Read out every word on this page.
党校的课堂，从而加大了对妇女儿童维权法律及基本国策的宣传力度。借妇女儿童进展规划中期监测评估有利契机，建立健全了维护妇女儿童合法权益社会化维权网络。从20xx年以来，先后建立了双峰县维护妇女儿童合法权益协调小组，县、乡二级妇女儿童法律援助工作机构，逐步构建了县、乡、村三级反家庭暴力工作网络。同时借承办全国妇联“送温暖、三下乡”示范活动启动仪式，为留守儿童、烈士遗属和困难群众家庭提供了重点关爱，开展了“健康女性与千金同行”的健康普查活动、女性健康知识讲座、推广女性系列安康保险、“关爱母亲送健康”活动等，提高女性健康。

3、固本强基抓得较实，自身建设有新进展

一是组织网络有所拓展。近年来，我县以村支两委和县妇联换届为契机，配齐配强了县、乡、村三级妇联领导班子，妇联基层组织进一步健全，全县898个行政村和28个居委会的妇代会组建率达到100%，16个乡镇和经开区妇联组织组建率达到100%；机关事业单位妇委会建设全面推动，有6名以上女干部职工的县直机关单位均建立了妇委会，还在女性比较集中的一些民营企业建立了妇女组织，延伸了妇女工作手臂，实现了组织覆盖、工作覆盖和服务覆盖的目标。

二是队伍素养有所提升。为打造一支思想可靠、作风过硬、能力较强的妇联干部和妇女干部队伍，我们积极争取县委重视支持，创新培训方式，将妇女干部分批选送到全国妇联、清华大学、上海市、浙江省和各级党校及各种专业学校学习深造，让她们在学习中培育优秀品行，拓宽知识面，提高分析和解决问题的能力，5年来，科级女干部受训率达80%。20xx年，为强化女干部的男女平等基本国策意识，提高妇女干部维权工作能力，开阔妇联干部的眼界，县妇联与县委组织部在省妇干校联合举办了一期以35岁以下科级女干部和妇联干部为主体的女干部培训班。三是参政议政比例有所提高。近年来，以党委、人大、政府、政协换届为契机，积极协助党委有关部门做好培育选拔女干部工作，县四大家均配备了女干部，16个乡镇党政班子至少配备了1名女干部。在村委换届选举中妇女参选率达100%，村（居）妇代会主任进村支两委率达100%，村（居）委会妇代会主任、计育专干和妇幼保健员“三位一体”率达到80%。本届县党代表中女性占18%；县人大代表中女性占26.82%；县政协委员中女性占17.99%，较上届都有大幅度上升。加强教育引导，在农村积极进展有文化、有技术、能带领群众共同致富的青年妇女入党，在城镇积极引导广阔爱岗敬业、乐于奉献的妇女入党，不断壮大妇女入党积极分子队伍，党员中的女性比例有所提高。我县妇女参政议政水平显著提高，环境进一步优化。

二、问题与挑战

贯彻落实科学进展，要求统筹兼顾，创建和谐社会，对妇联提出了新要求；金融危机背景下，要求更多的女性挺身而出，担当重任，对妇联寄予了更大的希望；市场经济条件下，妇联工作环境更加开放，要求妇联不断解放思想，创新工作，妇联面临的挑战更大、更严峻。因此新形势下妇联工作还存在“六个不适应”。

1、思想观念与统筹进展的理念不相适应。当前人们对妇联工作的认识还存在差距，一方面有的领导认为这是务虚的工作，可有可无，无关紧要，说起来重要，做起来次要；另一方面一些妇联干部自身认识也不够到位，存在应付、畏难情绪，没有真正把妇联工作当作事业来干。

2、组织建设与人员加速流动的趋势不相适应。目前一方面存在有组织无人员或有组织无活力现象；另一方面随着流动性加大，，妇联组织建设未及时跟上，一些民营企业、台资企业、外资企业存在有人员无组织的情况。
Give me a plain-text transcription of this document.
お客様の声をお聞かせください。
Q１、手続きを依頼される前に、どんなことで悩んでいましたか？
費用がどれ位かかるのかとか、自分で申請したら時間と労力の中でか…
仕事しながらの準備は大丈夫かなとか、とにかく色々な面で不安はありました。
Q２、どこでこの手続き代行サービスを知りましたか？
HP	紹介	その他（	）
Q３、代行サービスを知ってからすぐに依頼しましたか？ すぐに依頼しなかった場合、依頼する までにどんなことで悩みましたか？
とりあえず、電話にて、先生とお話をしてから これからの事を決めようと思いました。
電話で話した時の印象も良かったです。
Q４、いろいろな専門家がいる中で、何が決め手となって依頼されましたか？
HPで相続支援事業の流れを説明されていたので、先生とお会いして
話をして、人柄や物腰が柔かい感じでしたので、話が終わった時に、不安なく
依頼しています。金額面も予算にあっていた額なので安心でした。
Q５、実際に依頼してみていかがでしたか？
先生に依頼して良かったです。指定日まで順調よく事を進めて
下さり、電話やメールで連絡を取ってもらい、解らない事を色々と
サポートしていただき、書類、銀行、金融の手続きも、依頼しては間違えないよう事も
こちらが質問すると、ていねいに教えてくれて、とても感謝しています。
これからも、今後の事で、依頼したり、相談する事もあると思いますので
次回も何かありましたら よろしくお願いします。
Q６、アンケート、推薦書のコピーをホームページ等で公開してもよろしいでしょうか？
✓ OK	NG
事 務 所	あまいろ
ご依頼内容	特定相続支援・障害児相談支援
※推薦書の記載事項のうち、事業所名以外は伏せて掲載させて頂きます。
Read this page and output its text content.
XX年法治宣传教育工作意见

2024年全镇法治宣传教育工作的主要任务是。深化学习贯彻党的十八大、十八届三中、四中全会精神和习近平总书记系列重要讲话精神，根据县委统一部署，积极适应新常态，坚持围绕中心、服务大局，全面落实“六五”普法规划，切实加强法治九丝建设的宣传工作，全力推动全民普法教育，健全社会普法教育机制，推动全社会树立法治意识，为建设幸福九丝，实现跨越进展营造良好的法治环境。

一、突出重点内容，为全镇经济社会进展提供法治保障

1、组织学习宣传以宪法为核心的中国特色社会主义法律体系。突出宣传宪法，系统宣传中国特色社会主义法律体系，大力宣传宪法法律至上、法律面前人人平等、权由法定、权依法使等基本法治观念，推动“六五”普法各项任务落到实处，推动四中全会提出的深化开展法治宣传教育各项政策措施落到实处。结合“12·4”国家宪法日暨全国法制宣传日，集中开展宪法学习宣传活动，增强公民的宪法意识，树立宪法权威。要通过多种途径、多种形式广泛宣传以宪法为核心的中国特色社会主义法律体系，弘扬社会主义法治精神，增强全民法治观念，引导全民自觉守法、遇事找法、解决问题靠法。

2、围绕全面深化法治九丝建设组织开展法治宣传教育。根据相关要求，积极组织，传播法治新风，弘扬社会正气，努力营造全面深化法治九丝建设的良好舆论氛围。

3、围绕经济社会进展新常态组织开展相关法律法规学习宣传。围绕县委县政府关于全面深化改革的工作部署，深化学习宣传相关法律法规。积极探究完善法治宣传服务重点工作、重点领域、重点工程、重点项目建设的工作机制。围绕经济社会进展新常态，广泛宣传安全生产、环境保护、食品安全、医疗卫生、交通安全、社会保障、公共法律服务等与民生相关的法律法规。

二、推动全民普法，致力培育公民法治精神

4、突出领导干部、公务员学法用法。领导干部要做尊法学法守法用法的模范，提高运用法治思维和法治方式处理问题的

• Stated exercise
Transcribe word for word the lines from the one holding "Read this page and output its text content." to the last line of the listing above, inclusive.

• Response for this exercise
Read this page and output its text content.
XX年法治宣传教育工作意见

2024年全镇法治宣传教育工作的主要任务是。深化学习贯彻党的十八大、十八届三中、四中全会精神和习近平总书记系列重要讲话精神，根据县委统一部署，积极适应新常态，坚持围绕中心、服务大局，全面落实“六五”普法规划，切实加强法治九丝建设的宣传工作，全力推动全民普法教育，健全社会普法教育机制，推动全社会树立法治意识，为建设幸福九丝，实现跨越进展营造良好的法治环境。

一、突出重点内容，为全镇经济社会进展提供法治保障

1、组织学习宣传以宪法为核心的中国特色社会主义法律体系。突出宣传宪法，系统宣传中国特色社会主义法律体系，大力宣传宪法法律至上、法律面前人人平等、权由法定、权依法使等基本法治观念，推动“六五”普法各项任务落到实处，推动四中全会提出的深化开展法治宣传教育各项政策措施落到实处。结合“12·4”国家宪法日暨全国法制宣传日，集中开展宪法学习宣传活动，增强公民的宪法意识，树立宪法权威。要通过多种途径、多种形式广泛宣传以宪法为核心的中国特色社会主义法律体系，弘扬社会主义法治精神，增强全民法治观念，引导全民自觉守法、遇事找法、解决问题靠法。

2、围绕全面深化法治九丝建设组织开展法治宣传教育。根据相关要求，积极组织，传播法治新风，弘扬社会正气，努力营造全面深化法治九丝建设的良好舆论氛围。

3、围绕经济社会进展新常态组织开展相关法律法规学习宣传。围绕县委县政府关于全面深化改革的工作部署，深化学习宣传相关法律法规。积极探究完善法治宣传服务重点工作、重点领域、重点工程、重点项目建设的工作机制。围绕经济社会进展新常态，广泛宣传安全生产、环境保护、食品安全、医疗卫生、交通安全、社会保障、公共法律服务等与民生相关的法律法规。

二、推动全民普法，致力培育公民法治精神

4、突出领导干部、公务员学法用法。领导干部要做尊法学法守法用法的模范，提高运用法治思维和法治方式处理问题的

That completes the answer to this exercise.